> PROBLEM TO SOLVE: Read through the entries below and return each line with the word "JSON".

Part of a data file
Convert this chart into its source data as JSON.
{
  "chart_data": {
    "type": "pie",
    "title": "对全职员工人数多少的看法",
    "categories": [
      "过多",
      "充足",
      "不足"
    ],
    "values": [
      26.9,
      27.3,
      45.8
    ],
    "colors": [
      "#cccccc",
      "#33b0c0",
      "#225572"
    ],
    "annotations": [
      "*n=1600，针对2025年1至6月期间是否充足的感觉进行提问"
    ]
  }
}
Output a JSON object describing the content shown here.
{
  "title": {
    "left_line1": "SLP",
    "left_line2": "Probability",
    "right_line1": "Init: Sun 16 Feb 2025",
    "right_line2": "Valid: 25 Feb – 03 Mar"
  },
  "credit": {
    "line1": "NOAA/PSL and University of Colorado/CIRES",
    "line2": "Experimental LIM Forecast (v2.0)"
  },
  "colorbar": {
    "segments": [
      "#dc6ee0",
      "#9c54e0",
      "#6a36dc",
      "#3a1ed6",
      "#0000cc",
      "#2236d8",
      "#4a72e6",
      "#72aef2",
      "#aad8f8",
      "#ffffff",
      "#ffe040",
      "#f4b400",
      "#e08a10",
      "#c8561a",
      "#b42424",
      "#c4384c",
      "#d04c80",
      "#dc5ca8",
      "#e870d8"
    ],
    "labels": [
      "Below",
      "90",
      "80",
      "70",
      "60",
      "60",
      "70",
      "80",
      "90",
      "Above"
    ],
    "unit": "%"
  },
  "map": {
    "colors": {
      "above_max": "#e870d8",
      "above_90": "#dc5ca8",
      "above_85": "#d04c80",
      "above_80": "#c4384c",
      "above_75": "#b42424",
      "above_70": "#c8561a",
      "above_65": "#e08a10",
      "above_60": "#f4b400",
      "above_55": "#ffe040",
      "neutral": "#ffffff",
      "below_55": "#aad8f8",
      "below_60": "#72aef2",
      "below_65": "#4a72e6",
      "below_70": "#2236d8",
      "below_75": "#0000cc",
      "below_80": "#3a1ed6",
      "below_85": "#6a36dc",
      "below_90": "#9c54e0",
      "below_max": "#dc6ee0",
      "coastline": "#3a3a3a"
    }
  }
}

> THE REPLY:
Convert this chart into its source data as JSON.
Output a JSON object describing the content shown here.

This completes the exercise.